- Task instructions -
Everything in the listing should be restated word for word.

- Stored records -
# # # # #

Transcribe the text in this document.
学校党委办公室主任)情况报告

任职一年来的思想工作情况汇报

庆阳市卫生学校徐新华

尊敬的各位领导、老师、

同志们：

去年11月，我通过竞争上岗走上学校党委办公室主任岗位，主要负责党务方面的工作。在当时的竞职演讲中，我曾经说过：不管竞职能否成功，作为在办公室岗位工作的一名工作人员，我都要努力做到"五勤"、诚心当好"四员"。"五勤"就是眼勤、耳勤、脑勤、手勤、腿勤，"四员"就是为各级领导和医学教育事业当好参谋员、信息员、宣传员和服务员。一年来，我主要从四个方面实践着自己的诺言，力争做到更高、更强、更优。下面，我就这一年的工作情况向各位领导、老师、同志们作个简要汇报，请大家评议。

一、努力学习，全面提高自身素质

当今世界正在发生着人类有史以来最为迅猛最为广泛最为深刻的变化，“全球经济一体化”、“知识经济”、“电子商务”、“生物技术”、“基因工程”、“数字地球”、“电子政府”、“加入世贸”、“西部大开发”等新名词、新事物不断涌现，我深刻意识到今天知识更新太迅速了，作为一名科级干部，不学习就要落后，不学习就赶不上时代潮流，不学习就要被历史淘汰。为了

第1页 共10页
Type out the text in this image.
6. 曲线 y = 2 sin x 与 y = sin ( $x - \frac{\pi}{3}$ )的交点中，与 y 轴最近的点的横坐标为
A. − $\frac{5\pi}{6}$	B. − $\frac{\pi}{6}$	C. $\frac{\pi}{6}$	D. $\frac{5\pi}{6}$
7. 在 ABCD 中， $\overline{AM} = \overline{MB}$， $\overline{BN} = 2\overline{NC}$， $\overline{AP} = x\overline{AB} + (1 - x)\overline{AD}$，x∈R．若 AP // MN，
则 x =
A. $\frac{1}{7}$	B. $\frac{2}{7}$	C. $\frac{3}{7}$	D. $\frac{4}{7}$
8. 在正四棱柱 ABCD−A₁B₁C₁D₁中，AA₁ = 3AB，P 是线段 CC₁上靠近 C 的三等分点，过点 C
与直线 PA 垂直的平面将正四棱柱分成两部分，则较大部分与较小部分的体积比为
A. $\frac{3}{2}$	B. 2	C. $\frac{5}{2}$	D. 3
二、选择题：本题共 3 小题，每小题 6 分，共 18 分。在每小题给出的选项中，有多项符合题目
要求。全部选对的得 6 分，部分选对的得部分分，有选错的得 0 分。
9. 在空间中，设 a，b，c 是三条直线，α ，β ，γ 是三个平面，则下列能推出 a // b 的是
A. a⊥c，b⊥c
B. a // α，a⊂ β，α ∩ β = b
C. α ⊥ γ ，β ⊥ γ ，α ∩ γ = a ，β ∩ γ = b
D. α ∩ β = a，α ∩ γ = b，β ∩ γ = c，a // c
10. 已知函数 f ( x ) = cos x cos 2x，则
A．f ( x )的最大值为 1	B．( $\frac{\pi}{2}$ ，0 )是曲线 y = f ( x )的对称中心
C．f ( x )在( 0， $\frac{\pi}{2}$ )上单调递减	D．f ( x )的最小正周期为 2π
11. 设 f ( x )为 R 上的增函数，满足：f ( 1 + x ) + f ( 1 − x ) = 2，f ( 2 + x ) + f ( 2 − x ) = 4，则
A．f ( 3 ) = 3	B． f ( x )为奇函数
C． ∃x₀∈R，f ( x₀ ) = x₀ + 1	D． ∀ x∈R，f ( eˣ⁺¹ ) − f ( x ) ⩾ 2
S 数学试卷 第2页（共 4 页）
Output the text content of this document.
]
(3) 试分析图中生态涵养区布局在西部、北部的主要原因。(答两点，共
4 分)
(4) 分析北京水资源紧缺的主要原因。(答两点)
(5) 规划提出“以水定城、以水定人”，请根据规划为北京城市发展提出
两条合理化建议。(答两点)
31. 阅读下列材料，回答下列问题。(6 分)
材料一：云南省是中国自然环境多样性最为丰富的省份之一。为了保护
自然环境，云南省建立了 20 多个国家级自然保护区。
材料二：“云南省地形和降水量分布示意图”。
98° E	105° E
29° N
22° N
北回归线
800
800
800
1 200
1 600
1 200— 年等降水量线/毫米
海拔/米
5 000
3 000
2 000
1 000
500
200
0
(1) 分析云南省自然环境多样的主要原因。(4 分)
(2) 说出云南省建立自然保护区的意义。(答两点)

# # # # #

- Output of the task -
Transcribe the text in this document.
学校党委办公室主任)情况报告

任职一年来的思想工作情况汇报

庆阳市卫生学校徐新华

尊敬的各位领导、老师、

同志们：

去年11月，我通过竞争上岗走上学校党委办公室主任岗位，主要负责党务方面的工作。在当时的竞职演讲中，我曾经说过：不管竞职能否成功，作为在办公室岗位工作的一名工作人员，我都要努力做到"五勤"、诚心当好"四员"。"五勤"就是眼勤、耳勤、脑勤、手勤、腿勤，"四员"就是为各级领导和医学教育事业当好参谋员、信息员、宣传员和服务员。一年来，我主要从四个方面实践着自己的诺言，力争做到更高、更强、更优。下面，我就这一年的工作情况向各位领导、老师、同志们作个简要汇报，请大家评议。

一、努力学习，全面提高自身素质

当今世界正在发生着人类有史以来最为迅猛最为广泛最为深刻的变化，“全球经济一体化”、“知识经济”、“电子商务”、“生物技术”、“基因工程”、“数字地球”、“电子政府”、“加入世贸”、“西部大开发”等新名词、新事物不断涌现，我深刻意识到今天知识更新太迅速了，作为一名科级干部，不学习就要落后，不学习就赶不上时代潮流，不学习就要被历史淘汰。为了

第1页 共10页
Type out the text in this image.
6. 曲线 y = 2 sin x 与 y = sin ( $x - \frac{\pi}{3}$ )的交点中，与 y 轴最近的点的横坐标为
A. − $\frac{5\pi}{6}$	B. − $\frac{\pi}{6}$	C. $\frac{\pi}{6}$	D. $\frac{5\pi}{6}$
7. 在 ABCD 中， $\overline{AM} = \overline{MB}$， $\overline{BN} = 2\overline{NC}$， $\overline{AP} = x\overline{AB} + (1 - x)\overline{AD}$，x∈R．若 AP // MN，
则 x =
A. $\frac{1}{7}$	B. $\frac{2}{7}$	C. $\frac{3}{7}$	D. $\frac{4}{7}$
8. 在正四棱柱 ABCD−A₁B₁C₁D₁中，AA₁ = 3AB，P 是线段 CC₁上靠近 C 的三等分点，过点 C
与直线 PA 垂直的平面将正四棱柱分成两部分，则较大部分与较小部分的体积比为
A. $\frac{3}{2}$	B. 2	C. $\frac{5}{2}$	D. 3
二、选择题：本题共 3 小题，每小题 6 分，共 18 分。在每小题给出的选项中，有多项符合题目
要求。全部选对的得 6 分，部分选对的得部分分，有选错的得 0 分。
9. 在空间中，设 a，b，c 是三条直线，α ，β ，γ 是三个平面，则下列能推出 a // b 的是
A. a⊥c，b⊥c
B. a // α，a⊂ β，α ∩ β = b
C. α ⊥ γ ，β ⊥ γ ，α ∩ γ = a ，β ∩ γ = b
D. α ∩ β = a，α ∩ γ = b，β ∩ γ = c，a // c
10. 已知函数 f ( x ) = cos x cos 2x，则
A．f ( x )的最大值为 1	B．( $\frac{\pi}{2}$ ，0 )是曲线 y = f ( x )的对称中心
C．f ( x )在( 0， $\frac{\pi}{2}$ )上单调递减	D．f ( x )的最小正周期为 2π
11. 设 f ( x )为 R 上的增函数，满足：f ( 1 + x ) + f ( 1 − x ) = 2，f ( 2 + x ) + f ( 2 − x ) = 4，则
A．f ( 3 ) = 3	B． f ( x )为奇函数
C． ∃x₀∈R，f ( x₀ ) = x₀ + 1	D． ∀ x∈R，f ( eˣ⁺¹ ) − f ( x ) ⩾ 2
S 数学试卷 第2页（共 4 页）
Output the text content of this document.
]
(3) 试分析图中生态涵养区布局在西部、北部的主要原因。(答两点，共
4 分)
(4) 分析北京水资源紧缺的主要原因。(答两点)
(5) 规划提出“以水定城、以水定人”，请根据规划为北京城市发展提出
两条合理化建议。(答两点)
31. 阅读下列材料，回答下列问题。(6 分)
材料一：云南省是中国自然环境多样性最为丰富的省份之一。为了保护
自然环境，云南省建立了 20 多个国家级自然保护区。
材料二：“云南省地形和降水量分布示意图”。
98° E	105° E
29° N
22° N
北回归线
800
800
800
1 200
1 600
1 200— 年等降水量线/毫米
海拔/米
5 000
3 000
2 000
1 000
500
200
0
(1) 分析云南省自然环境多样的主要原因。(4 分)
(2) 说出云南省建立自然保护区的意义。(答两点)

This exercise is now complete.